* start DATASET *

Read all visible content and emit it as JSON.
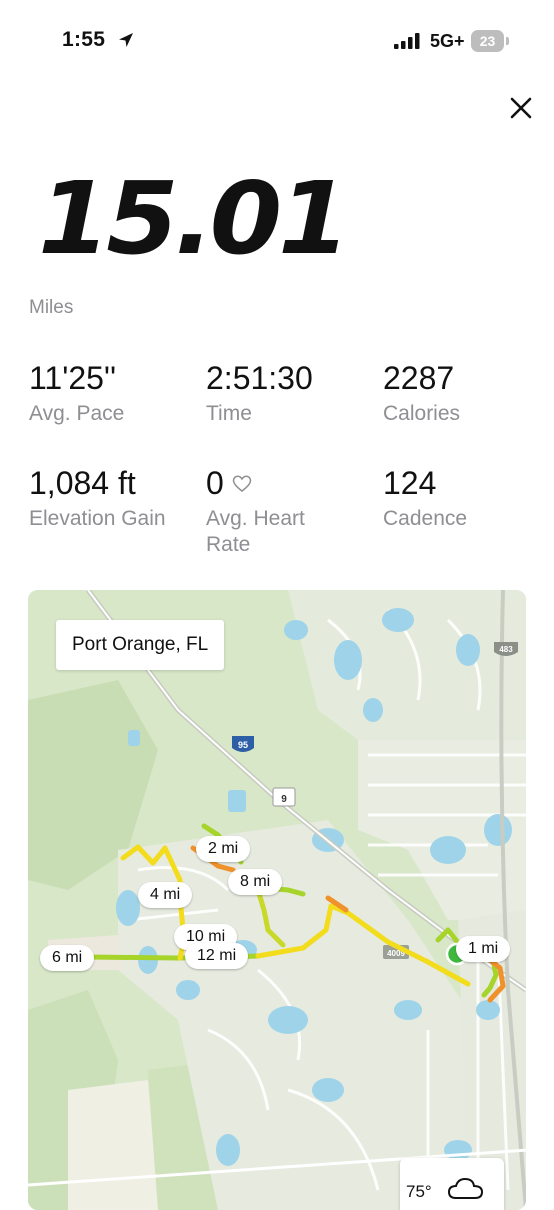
{
  "status_bar": {
    "time": "1:55",
    "network": "5G+",
    "battery": "23"
  },
  "workout": {
    "distance": "15.01",
    "distance_unit": "Miles",
    "stats": [
      {
        "value": "11'25''",
        "label": "Avg. Pace"
      },
      {
        "value": "2:51:30",
        "label": "Time"
      },
      {
        "value": "2287",
        "label": "Calories"
      },
      {
        "value": "1,084 ft",
        "label": "Elevation Gain"
      },
      {
        "value": "0",
        "label": "Avg. Heart Rate"
      },
      {
        "value": "124",
        "label": "Cadence"
      }
    ]
  },
  "map": {
    "location": "Port Orange, FL",
    "highway_shields": [
      "95",
      "9",
      "483",
      "4009"
    ],
    "mile_markers": [
      "1 mi",
      "2 mi",
      "4 mi",
      "6 mi",
      "8 mi",
      "10 mi",
      "12 mi"
    ],
    "weather_temp": "75°"
  },
  "colors": {
    "route_green": "#a6d42a",
    "route_yellow": "#f2dc1b",
    "route_orange": "#f0922b",
    "start_marker": "#3fb83f"
  }
}
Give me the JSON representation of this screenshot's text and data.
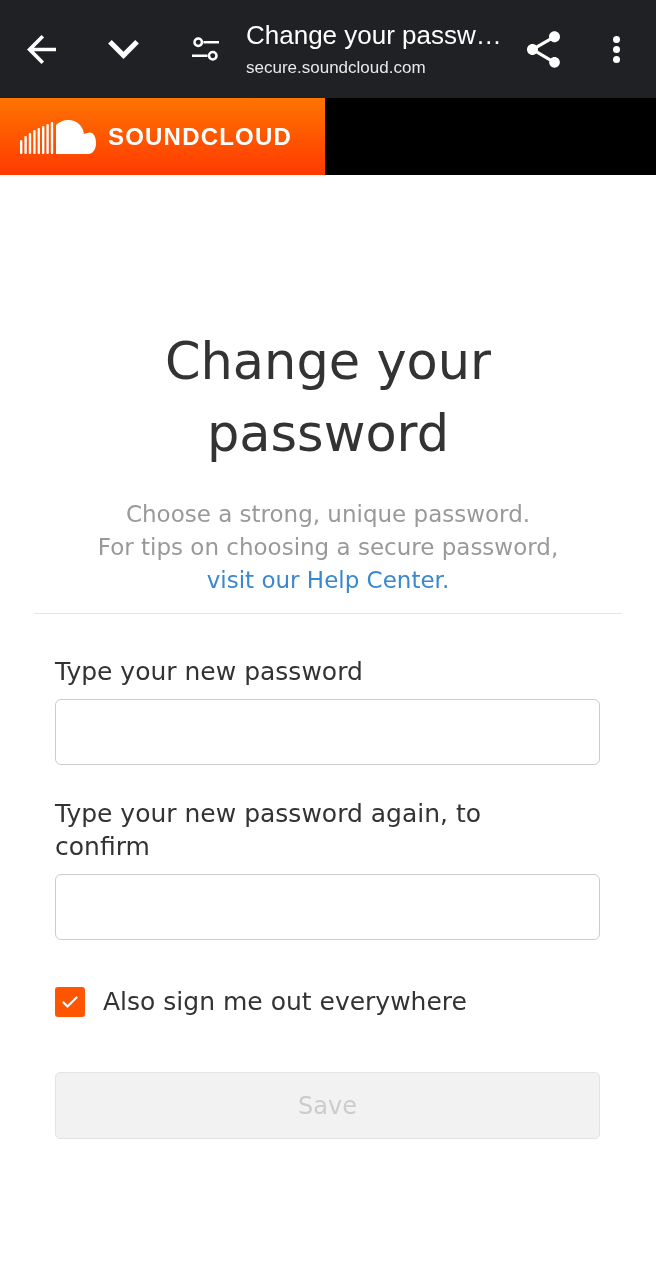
{
  "browser_bar": {
    "page_title": "Change your passw…",
    "url": "secure.soundcloud.com"
  },
  "site_header": {
    "logo_text": "SOUNDCLOUD"
  },
  "page": {
    "title": "Change your password",
    "intro": {
      "line_1": "Choose a strong, unique password.",
      "line_2": "For tips on choosing a secure password,",
      "link": "visit our Help Center."
    }
  },
  "fields": [
    {
      "label": "Type your new password"
    },
    {
      "label": "Type your new password again, to confirm"
    }
  ],
  "checkbox": {
    "label": "Also sign me out everywhere",
    "checked": true
  },
  "save_button": {
    "label": "Save",
    "disabled": true
  }
}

* end DATASET *

BRIEF
With the pictures left out, transcribe the material exactly.

RESULT BELOW
Read all visible content and emit it as JSON.
{
  "status_bar": {
    "time": "1:55",
    "network": "5G+",
    "battery": "23"
  },
  "workout": {
    "distance": "15.01",
    "distance_unit": "Miles",
    "stats": [
      {
        "value": "11'25''",
        "label": "Avg. Pace"
      },
      {
        "value": "2:51:30",
        "label": "Time"
      },
      {
        "value": "2287",
        "label": "Calories"
      },
      {
        "value": "1,084 ft",
        "label": "Elevation Gain"
      },
      {
        "value": "0",
        "label": "Avg. Heart Rate"
      },
      {
        "value": "124",
        "label": "Cadence"
      }
    ]
  },
  "map": {
    "location": "Port Orange, FL",
    "highway_shields": [
      "95",
      "9",
      "483",
      "4009"
    ],
    "mile_markers": [
      "1 mi",
      "2 mi",
      "4 mi",
      "6 mi",
      "8 mi",
      "10 mi",
      "12 mi"
    ],
    "weather_temp": "75°"
  },
  "colors": {
    "route_green": "#a6d42a",
    "route_yellow": "#f2dc1b",
    "route_orange": "#f0922b",
    "start_marker": "#3fb83f"
  }
}
Give me the JSON representation of this screenshot's text and data.
{
  "browser_bar": {
    "page_title": "Change your passw…",
    "url": "secure.soundcloud.com"
  },
  "site_header": {
    "logo_text": "SOUNDCLOUD"
  },
  "page": {
    "title": "Change your password",
    "intro": {
      "line_1": "Choose a strong, unique password.",
      "line_2": "For tips on choosing a secure password,",
      "link": "visit our Help Center."
    }
  },
  "fields": [
    {
      "label": "Type your new password"
    },
    {
      "label": "Type your new password again, to confirm"
    }
  ],
  "checkbox": {
    "label": "Also sign me out everywhere",
    "checked": true
  },
  "save_button": {
    "label": "Save",
    "disabled": true
  }
}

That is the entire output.